◆ **DIRECTIONS FOR THIS TASK**:
Verbatim output of all the material below is required.

================================

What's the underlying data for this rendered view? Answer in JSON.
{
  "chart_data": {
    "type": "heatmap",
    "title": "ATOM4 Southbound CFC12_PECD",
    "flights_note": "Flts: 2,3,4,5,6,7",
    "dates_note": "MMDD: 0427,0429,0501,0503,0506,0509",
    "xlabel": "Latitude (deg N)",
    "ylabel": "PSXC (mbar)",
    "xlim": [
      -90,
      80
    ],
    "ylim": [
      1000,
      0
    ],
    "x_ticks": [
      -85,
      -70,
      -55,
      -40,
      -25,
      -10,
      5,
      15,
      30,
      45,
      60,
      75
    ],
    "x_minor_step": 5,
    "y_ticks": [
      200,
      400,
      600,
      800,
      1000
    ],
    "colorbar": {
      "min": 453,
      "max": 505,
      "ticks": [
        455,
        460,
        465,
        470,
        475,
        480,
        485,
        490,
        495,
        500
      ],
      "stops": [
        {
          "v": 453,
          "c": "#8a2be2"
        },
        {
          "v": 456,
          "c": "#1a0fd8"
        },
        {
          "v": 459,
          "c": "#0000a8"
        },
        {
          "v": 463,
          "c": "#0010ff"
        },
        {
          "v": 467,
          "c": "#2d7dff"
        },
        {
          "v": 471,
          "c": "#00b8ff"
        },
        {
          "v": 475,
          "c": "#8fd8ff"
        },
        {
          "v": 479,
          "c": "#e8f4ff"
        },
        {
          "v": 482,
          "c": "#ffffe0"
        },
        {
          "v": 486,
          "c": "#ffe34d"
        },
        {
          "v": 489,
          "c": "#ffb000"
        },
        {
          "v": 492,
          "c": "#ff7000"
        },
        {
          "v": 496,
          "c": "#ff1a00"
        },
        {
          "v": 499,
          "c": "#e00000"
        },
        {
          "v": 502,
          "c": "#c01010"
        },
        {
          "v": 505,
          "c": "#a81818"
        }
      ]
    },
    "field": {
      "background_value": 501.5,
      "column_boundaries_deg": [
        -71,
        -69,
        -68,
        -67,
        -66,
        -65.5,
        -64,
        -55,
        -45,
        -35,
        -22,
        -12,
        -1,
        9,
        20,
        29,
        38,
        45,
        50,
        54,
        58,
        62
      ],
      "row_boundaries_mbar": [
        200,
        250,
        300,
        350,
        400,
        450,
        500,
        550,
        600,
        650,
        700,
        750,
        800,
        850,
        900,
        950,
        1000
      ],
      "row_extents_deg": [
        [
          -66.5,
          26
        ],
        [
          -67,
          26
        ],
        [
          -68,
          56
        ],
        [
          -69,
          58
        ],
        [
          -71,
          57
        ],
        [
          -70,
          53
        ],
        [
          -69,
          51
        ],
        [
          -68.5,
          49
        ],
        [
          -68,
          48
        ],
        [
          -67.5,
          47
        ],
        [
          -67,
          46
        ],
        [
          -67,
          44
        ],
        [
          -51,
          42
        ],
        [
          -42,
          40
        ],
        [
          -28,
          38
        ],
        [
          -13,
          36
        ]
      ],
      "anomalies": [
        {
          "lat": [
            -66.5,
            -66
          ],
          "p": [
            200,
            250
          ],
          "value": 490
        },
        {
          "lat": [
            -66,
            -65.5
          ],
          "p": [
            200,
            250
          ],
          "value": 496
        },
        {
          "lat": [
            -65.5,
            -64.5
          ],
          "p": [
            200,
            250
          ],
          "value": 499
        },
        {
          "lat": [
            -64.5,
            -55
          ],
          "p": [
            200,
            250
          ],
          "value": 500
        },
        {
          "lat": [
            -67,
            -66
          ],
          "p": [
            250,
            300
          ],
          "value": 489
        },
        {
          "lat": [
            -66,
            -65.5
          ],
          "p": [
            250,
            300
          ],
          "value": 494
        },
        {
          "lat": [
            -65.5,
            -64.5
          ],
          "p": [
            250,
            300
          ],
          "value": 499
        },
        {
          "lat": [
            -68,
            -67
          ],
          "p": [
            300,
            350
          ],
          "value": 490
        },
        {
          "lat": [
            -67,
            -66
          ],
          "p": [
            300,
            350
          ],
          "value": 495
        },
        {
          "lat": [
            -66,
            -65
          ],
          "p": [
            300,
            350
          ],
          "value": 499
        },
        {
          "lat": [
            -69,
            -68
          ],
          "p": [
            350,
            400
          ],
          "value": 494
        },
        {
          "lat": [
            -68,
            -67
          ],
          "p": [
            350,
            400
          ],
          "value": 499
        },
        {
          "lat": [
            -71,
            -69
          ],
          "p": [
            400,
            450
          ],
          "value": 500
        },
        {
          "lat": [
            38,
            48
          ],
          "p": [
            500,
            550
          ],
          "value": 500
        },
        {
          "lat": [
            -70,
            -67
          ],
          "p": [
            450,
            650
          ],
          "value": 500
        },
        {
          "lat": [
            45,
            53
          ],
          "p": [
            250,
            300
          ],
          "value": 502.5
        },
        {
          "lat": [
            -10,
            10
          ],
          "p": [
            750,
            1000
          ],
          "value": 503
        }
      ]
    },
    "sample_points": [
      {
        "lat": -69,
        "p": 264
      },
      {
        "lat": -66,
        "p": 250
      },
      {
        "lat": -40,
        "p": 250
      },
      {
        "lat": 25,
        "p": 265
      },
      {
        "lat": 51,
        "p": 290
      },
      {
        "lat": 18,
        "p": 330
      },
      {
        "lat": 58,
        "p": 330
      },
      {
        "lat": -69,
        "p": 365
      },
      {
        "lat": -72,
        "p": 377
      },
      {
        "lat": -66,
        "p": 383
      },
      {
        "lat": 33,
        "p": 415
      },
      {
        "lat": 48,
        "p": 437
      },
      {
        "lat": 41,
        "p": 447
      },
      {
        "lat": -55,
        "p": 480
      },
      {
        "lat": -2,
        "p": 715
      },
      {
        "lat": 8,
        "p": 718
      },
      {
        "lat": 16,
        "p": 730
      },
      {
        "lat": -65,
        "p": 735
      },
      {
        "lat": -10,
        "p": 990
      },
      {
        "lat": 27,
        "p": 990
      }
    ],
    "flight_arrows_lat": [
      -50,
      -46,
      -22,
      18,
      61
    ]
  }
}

================================

◆ **CORRECT ANSWER**:
What's the underlying data for this rendered view? Answer in JSON.
{
  "chart_data": {
    "type": "heatmap",
    "title": "ATOM4 Southbound CFC12_PECD",
    "flights_note": "Flts: 2,3,4,5,6,7",
    "dates_note": "MMDD: 0427,0429,0501,0503,0506,0509",
    "xlabel": "Latitude (deg N)",
    "ylabel": "PSXC (mbar)",
    "xlim": [
      -90,
      80
    ],
    "ylim": [
      1000,
      0
    ],
    "x_ticks": [
      -85,
      -70,
      -55,
      -40,
      -25,
      -10,
      5,
      15,
      30,
      45,
      60,
      75
    ],
    "x_minor_step": 5,
    "y_ticks": [
      200,
      400,
      600,
      800,
      1000
    ],
    "colorbar": {
      "min": 453,
      "max": 505,
      "ticks": [
        455,
        460,
        465,
        470,
        475,
        480,
        485,
        490,
        495,
        500
      ],
      "stops": [
        {
          "v": 453,
          "c": "#8a2be2"
        },
        {
          "v": 456,
          "c": "#1a0fd8"
        },
        {
          "v": 459,
          "c": "#0000a8"
        },
        {
          "v": 463,
          "c": "#0010ff"
        },
        {
          "v": 467,
          "c": "#2d7dff"
        },
        {
          "v": 471,
          "c": "#00b8ff"
        },
        {
          "v": 475,
          "c": "#8fd8ff"
        },
        {
          "v": 479,
          "c": "#e8f4ff"
        },
        {
          "v": 482,
          "c": "#ffffe0"
        },
        {
          "v": 486,
          "c": "#ffe34d"
        },
        {
          "v": 489,
          "c": "#ffb000"
        },
        {
          "v": 492,
          "c": "#ff7000"
        },
        {
          "v": 496,
          "c": "#ff1a00"
        },
        {
          "v": 499,
          "c": "#e00000"
        },
        {
          "v": 502,
          "c": "#c01010"
        },
        {
          "v": 505,
          "c": "#a81818"
        }
      ]
    },
    "field": {
      "background_value": 501.5,
      "column_boundaries_deg": [
        -71,
        -69,
        -68,
        -67,
        -66,
        -65.5,
        -64,
        -55,
        -45,
        -35,
        -22,
        -12,
        -1,
        9,
        20,
        29,
        38,
        45,
        50,
        54,
        58,
        62
      ],
      "row_boundaries_mbar": [
        200,
        250,
        300,
        350,
        400,
        450,
        500,
        550,
        600,
        650,
        700,
        750,
        800,
        850,
        900,
        950,
        1000
      ],
      "row_extents_deg": [
        [
          -66.5,
          26
        ],
        [
          -67,
          26
        ],
        [
          -68,
          56
        ],
        [
          -69,
          58
        ],
        [
          -71,
          57
        ],
        [
          -70,
          53
        ],
        [
          -69,
          51
        ],
        [
          -68.5,
          49
        ],
        [
          -68,
          48
        ],
        [
          -67.5,
          47
        ],
        [
          -67,
          46
        ],
        [
          -67,
          44
        ],
        [
          -51,
          42
        ],
        [
          -42,
          40
        ],
        [
          -28,
          38
        ],
        [
          -13,
          36
        ]
      ],
      "anomalies": [
        {
          "lat": [
            -66.5,
            -66
          ],
          "p": [
            200,
            250
          ],
          "value": 490
        },
        {
          "lat": [
            -66,
            -65.5
          ],
          "p": [
            200,
            250
          ],
          "value": 496
        },
        {
          "lat": [
            -65.5,
            -64.5
          ],
          "p": [
            200,
            250
          ],
          "value": 499
        },
        {
          "lat": [
            -64.5,
            -55
          ],
          "p": [
            200,
            250
          ],
          "value": 500
        },
        {
          "lat": [
            -67,
            -66
          ],
          "p": [
            250,
            300
          ],
          "value": 489
        },
        {
          "lat": [
            -66,
            -65.5
          ],
          "p": [
            250,
            300
          ],
          "value": 494
        },
        {
          "lat": [
            -65.5,
            -64.5
          ],
          "p": [
            250,
            300
          ],
          "value": 499
        },
        {
          "lat": [
            -68,
            -67
          ],
          "p": [
            300,
            350
          ],
          "value": 490
        },
        {
          "lat": [
            -67,
            -66
          ],
          "p": [
            300,
            350
          ],
          "value": 495
        },
        {
          "lat": [
            -66,
            -65
          ],
          "p": [
            300,
            350
          ],
          "value": 499
        },
        {
          "lat": [
            -69,
            -68
          ],
          "p": [
            350,
            400
          ],
          "value": 494
        },
        {
          "lat": [
            -68,
            -67
          ],
          "p": [
            350,
            400
          ],
          "value": 499
        },
        {
          "lat": [
            -71,
            -69
          ],
          "p": [
            400,
            450
          ],
          "value": 500
        },
        {
          "lat": [
            38,
            48
          ],
          "p": [
            500,
            550
          ],
          "value": 500
        },
        {
          "lat": [
            -70,
            -67
          ],
          "p": [
            450,
            650
          ],
          "value": 500
        },
        {
          "lat": [
            45,
            53
          ],
          "p": [
            250,
            300
          ],
          "value": 502.5
        },
        {
          "lat": [
            -10,
            10
          ],
          "p": [
            750,
            1000
          ],
          "value": 503
        }
      ]
    },
    "sample_points": [
      {
        "lat": -69,
        "p": 264
      },
      {
        "lat": -66,
        "p": 250
      },
      {
        "lat": -40,
        "p": 250
      },
      {
        "lat": 25,
        "p": 265
      },
      {
        "lat": 51,
        "p": 290
      },
      {
        "lat": 18,
        "p": 330
      },
      {
        "lat": 58,
        "p": 330
      },
      {
        "lat": -69,
        "p": 365
      },
      {
        "lat": -72,
        "p": 377
      },
      {
        "lat": -66,
        "p": 383
      },
      {
        "lat": 33,
        "p": 415
      },
      {
        "lat": 48,
        "p": 437
      },
      {
        "lat": 41,
        "p": 447
      },
      {
        "lat": -55,
        "p": 480
      },
      {
        "lat": -2,
        "p": 715
      },
      {
        "lat": 8,
        "p": 718
      },
      {
        "lat": 16,
        "p": 730
      },
      {
        "lat": -65,
        "p": 735
      },
      {
        "lat": -10,
        "p": 990
      },
      {
        "lat": 27,
        "p": 990
      }
    ],
    "flight_arrows_lat": [
      -50,
      -46,
      -22,
      18,
      61
    ]
  }
}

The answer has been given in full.